**WHAT IS NEEDED:**
Extract the full set of records, then give each one again exactly.

(Data entries)
-*-

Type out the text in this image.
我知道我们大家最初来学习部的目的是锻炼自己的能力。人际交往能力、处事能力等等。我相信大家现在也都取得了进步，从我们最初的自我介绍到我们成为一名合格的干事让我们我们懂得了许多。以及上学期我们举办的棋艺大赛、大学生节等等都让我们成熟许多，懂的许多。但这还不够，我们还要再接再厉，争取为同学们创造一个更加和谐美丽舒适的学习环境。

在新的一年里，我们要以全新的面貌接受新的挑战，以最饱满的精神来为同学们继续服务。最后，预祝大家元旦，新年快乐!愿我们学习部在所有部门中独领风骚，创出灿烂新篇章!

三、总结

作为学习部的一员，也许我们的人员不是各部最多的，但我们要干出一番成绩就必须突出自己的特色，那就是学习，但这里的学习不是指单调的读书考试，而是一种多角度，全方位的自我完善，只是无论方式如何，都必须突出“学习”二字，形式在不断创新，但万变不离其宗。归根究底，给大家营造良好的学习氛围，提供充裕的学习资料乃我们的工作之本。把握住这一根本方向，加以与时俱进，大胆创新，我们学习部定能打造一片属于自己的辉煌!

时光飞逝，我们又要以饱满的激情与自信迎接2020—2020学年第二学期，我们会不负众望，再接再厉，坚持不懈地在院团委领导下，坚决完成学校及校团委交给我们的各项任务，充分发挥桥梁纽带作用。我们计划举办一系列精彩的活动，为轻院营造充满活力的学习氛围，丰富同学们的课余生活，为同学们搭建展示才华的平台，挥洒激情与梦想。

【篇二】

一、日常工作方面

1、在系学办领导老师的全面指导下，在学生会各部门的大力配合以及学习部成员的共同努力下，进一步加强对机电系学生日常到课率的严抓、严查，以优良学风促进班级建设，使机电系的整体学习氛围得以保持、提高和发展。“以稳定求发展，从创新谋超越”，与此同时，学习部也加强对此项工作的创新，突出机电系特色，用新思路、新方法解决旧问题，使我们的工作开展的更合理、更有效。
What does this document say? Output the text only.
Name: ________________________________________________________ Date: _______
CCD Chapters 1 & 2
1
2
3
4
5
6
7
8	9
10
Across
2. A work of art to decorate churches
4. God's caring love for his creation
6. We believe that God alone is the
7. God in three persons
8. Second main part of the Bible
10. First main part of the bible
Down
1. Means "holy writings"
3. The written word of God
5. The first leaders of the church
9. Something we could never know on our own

-*-

**COMPLETED EXERCISE:**
Type out the text in this image.
我知道我们大家最初来学习部的目的是锻炼自己的能力。人际交往能力、处事能力等等。我相信大家现在也都取得了进步，从我们最初的自我介绍到我们成为一名合格的干事让我们我们懂得了许多。以及上学期我们举办的棋艺大赛、大学生节等等都让我们成熟许多，懂的许多。但这还不够，我们还要再接再厉，争取为同学们创造一个更加和谐美丽舒适的学习环境。

在新的一年里，我们要以全新的面貌接受新的挑战，以最饱满的精神来为同学们继续服务。最后，预祝大家元旦，新年快乐!愿我们学习部在所有部门中独领风骚，创出灿烂新篇章!

三、总结

作为学习部的一员，也许我们的人员不是各部最多的，但我们要干出一番成绩就必须突出自己的特色，那就是学习，但这里的学习不是指单调的读书考试，而是一种多角度，全方位的自我完善，只是无论方式如何，都必须突出“学习”二字，形式在不断创新，但万变不离其宗。归根究底，给大家营造良好的学习氛围，提供充裕的学习资料乃我们的工作之本。把握住这一根本方向，加以与时俱进，大胆创新，我们学习部定能打造一片属于自己的辉煌!

时光飞逝，我们又要以饱满的激情与自信迎接2020—2020学年第二学期，我们会不负众望，再接再厉，坚持不懈地在院团委领导下，坚决完成学校及校团委交给我们的各项任务，充分发挥桥梁纽带作用。我们计划举办一系列精彩的活动，为轻院营造充满活力的学习氛围，丰富同学们的课余生活，为同学们搭建展示才华的平台，挥洒激情与梦想。

【篇二】

一、日常工作方面

1、在系学办领导老师的全面指导下，在学生会各部门的大力配合以及学习部成员的共同努力下，进一步加强对机电系学生日常到课率的严抓、严查，以优良学风促进班级建设，使机电系的整体学习氛围得以保持、提高和发展。“以稳定求发展，从创新谋超越”，与此同时，学习部也加强对此项工作的创新，突出机电系特色，用新思路、新方法解决旧问题，使我们的工作开展的更合理、更有效。
What does this document say? Output the text only.
Name: ________________________________________________________ Date: _______
CCD Chapters 1 & 2
1
2
3
4
5
6
7
8	9
10
Across
2. A work of art to decorate churches
4. God's caring love for his creation
6. We believe that God alone is the
7. God in three persons
8. Second main part of the Bible
10. First main part of the bible
Down
1. Means "holy writings"
3. The written word of God
5. The first leaders of the church
9. Something we could never know on our own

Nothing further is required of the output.